Materials provided
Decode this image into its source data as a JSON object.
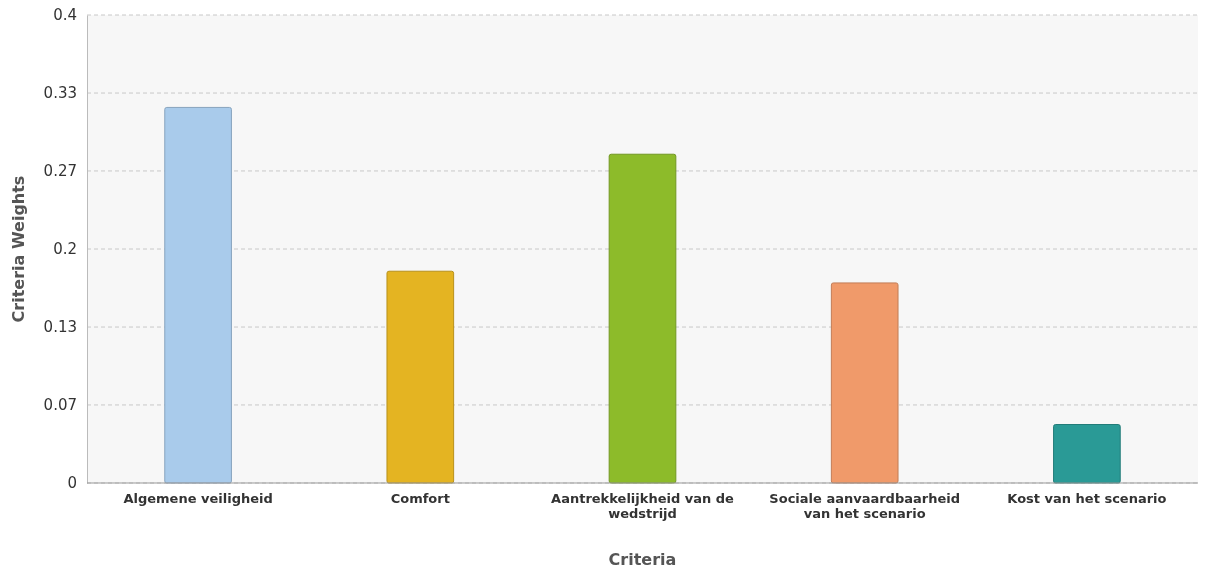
{
  "chart_data": {
    "type": "bar",
    "xlabel": "Criteria",
    "ylabel": "Criteria Weights",
    "categories": [
      "Algemene veiligheid",
      "Comfort",
      "Aantrekkelijkheid van de wedstrijd",
      "Sociale aanvaardbaarheid van het scenario",
      "Kost van het scenario"
    ],
    "values": [
      0.321,
      0.181,
      0.281,
      0.171,
      0.05
    ],
    "colors": [
      "#a9cbeb",
      "#e4b422",
      "#8dbb2a",
      "#f09a6a",
      "#2a9a96"
    ],
    "ylim": [
      0,
      0.4
    ],
    "yticks": [
      0,
      {
        "value": 0.0667,
        "label": "0.07"
      },
      {
        "value": 0.1333,
        "label": "0.13"
      },
      0.2,
      {
        "value": 0.2667,
        "label": "0.27"
      },
      {
        "value": 0.3333,
        "label": "0.33"
      },
      0.4
    ],
    "grid": "y"
  }
}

Exercise task
Copy every single line of the material above that holds "Criteria".

Reply to the task
    "xlabel": "Criteria",
    "ylabel": "Criteria Weights",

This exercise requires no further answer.